— TRECHO SELECIONADO —
# # # # # # #

Páginas

segunda-feira, 27 de julho de 2020

APONTAMENTO



Imagem gratuita, disponível no Google


AOS QUE SE AFASTAM DE MIM

Pode parecer estranho, mas não me importo se um amigo ou amiga se afasta de mim. Já muitos deles passaram para o outro lado da calçada que sigo. Uns porque já não mais encontravam em mim a pessoa certa, aquela apta a ajudá-los ou sempre pronta a ouvi-los, outros e outras porque se desgostaram de algo que eu possa ter feito ou dito. Vão-se depressa ou devagar. No fundo, por suposto, tinham ideias diferentes ou mesmo antagônicas às minhas. E eu que sou dos que vivem no mundo imensurável das ideias, respeitando a todos que pensam diferentemente de mim, agradeço-os por não mais tê-los inclusos em meu pequeno universo de relações pessoais.
Acho até bom que tenham se afastado pois que se assim o fizeram já não eram mais amigos. Talvez se julgavam (e talvez fossem) superiores a mim. O fato é que não somos perfeitos. Ninguém é.
Gratifica-me saber que permanecem ainda, do mesmo lado da minha calçada, com o passar dos anos e, apesar dos pesares, pessoas admiráveis, das mais simples às mais cultas, cuja amizade muito me honra. Aqui incluo os que partiram para outros lugares ou se foram para a eternidade e continuarão sempre amigos.
Aos que definitivamente se afastaram desejo que encontrem o que buscam e sejam felizes.
Mas, devo dizer, com sinceridade e uma ponta de tristeza: muitos dos amigos que se foram deixaram-me nos dias mais difíceis que vivi. E sabiam disso.
Sergio de Sersank, 26 de julho de 2020.

quinta-feira, 9 de julho de 2020

SONHO DE ARTE



Imagem do Google – (Desconheço a autoria)


“O meu sonho de arte, modesto e calado, é que o artista desapareça, desapareçam as pretensões à durabilidade, desapareça todo sectarismo e todo exclusivismo, desapareça toda política e toda vontade de predomínio. E o poeta se resigne - corajosa e serenamente - a ser apenas uma voz que passa, boa, bela, excelente, se no momento em que passava lançou, deveras, em algumas almas, um pouco do prazer divino da ideia e do sonho. E, assim, a poesia seja uma perpétua sucessão de flores de um dia, contentes de viver um instante no perpétuo esplendor das coisas transitórias."

# # # # # # #

(Anotações dos elementos da página)
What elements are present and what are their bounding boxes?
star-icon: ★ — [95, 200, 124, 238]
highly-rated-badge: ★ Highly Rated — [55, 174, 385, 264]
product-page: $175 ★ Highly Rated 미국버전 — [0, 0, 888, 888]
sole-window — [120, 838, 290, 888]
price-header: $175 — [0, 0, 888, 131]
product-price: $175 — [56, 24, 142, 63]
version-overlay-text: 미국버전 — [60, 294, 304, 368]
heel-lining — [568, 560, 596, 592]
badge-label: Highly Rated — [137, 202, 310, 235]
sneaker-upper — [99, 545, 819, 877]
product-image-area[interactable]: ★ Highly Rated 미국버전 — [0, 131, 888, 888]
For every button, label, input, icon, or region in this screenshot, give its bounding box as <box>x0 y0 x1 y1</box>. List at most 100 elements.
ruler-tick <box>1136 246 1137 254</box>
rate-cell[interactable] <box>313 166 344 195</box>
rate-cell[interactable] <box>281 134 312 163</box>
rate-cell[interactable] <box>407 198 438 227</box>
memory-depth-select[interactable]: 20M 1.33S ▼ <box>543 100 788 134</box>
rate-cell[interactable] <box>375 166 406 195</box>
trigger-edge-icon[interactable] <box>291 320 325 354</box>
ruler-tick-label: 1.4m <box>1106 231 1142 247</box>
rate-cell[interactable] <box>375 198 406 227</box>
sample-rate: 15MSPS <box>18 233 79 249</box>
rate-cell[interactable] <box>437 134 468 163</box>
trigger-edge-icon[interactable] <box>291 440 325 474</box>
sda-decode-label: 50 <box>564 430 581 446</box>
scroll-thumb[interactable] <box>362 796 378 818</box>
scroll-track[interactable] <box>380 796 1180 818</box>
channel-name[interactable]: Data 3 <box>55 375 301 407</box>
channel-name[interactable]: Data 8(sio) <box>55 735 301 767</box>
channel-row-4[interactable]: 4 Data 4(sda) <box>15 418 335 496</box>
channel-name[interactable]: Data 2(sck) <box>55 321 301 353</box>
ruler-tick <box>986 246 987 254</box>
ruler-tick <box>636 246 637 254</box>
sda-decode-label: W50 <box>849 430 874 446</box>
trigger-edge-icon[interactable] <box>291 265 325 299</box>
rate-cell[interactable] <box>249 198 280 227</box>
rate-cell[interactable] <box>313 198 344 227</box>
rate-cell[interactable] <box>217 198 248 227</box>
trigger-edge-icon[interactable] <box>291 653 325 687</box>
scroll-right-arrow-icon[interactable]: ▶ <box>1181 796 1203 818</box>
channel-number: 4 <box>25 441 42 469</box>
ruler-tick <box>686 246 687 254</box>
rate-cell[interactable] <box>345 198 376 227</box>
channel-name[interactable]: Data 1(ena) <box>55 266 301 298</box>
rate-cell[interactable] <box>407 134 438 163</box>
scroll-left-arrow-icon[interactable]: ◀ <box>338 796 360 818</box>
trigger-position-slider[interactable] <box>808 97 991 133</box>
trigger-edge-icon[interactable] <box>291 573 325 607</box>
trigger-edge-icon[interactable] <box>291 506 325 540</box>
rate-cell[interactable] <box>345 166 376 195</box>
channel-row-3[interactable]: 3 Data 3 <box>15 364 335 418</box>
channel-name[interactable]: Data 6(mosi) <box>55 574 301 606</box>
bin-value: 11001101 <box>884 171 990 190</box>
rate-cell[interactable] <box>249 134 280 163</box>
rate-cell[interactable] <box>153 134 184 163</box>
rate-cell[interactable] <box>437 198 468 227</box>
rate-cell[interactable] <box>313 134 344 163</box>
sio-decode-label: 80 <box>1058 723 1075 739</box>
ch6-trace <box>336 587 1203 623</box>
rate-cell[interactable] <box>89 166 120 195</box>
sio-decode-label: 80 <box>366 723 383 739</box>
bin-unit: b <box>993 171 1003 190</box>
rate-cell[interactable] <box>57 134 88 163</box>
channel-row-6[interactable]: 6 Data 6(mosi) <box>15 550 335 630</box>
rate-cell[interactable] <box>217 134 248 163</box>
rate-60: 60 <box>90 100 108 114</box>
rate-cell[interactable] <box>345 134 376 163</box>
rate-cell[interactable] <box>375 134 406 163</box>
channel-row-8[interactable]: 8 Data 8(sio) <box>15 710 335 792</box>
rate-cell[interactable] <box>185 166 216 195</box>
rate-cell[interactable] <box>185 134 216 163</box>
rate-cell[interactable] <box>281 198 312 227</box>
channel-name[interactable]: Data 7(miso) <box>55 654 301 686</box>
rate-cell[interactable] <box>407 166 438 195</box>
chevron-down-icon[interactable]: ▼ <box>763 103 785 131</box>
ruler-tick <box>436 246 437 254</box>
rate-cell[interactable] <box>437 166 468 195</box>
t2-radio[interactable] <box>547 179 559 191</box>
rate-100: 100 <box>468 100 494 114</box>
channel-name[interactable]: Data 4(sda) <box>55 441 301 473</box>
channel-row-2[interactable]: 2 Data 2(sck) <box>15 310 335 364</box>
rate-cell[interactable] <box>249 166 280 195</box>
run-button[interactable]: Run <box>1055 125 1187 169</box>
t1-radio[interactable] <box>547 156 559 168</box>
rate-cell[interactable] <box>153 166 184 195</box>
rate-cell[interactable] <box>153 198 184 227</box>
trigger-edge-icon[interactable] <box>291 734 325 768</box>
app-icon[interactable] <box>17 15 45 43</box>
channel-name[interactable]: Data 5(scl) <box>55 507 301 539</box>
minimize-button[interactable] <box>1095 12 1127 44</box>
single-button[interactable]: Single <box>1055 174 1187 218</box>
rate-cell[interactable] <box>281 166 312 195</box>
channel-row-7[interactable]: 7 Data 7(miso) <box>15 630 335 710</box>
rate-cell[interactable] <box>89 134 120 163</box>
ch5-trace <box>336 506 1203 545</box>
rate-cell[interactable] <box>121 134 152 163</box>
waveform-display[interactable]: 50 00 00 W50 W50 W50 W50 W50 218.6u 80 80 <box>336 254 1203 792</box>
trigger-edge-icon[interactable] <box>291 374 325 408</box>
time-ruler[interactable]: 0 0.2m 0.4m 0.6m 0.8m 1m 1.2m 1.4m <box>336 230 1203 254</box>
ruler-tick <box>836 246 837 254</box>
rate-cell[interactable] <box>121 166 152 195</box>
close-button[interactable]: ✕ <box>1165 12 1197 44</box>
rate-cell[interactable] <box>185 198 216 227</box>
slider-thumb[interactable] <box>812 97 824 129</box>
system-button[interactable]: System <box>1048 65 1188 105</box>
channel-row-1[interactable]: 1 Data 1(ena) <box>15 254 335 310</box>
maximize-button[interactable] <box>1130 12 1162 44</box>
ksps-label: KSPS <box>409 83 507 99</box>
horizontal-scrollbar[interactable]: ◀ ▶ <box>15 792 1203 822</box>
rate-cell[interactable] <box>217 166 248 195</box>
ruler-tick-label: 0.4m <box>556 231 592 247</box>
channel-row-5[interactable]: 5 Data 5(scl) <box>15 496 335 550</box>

# # # # # # #

— REQUISITOS DA TAREFA —
1. Imprima sem alterações a parte do trecho selecionado entre "Gratifica-me saber que" e "julho de 2020.", inclusive.
2. Produza sem alterações as linhas de origem, da primeira até a que contém "sneaker-upper — [99, 545, 819, 877]", ambas incluídas.

— LISTA DE SOLUÇÕES —
1.
Gratifica-me saber que permanecem ainda, do mesmo lado da minha calçada, com o passar dos anos e, apesar dos pesares, pessoas admiráveis, das mais simples às mais cultas, cuja amizade muito me honra. Aqui incluo os que partiram para outros lugares ou se foram para a eternidade e continuarão sempre amigos.
Aos que definitivamente se afastaram desejo que encontrem o que buscam e sejam felizes.
Mas, devo dizer, com sinceridade e uma ponta de tristeza: muitos dos amigos que se foram deixaram-me nos dias mais difíceis que vivi. E sabiam disso.
Sergio de Sersank, 26 de julho de 2020.

2.
What elements are present and what are their bounding boxes?
star-icon: ★ — [95, 200, 124, 238]
highly-rated-badge: ★ Highly Rated — [55, 174, 385, 264]
product-page: $175 ★ Highly Rated 미국버전 — [0, 0, 888, 888]
sole-window — [120, 838, 290, 888]
price-header: $175 — [0, 0, 888, 131]
product-price: $175 — [56, 24, 142, 63]
version-overlay-text: 미국버전 — [60, 294, 304, 368]
heel-lining — [568, 560, 596, 592]
badge-label: Highly Rated — [137, 202, 310, 235]
sneaker-upper — [99, 545, 819, 877]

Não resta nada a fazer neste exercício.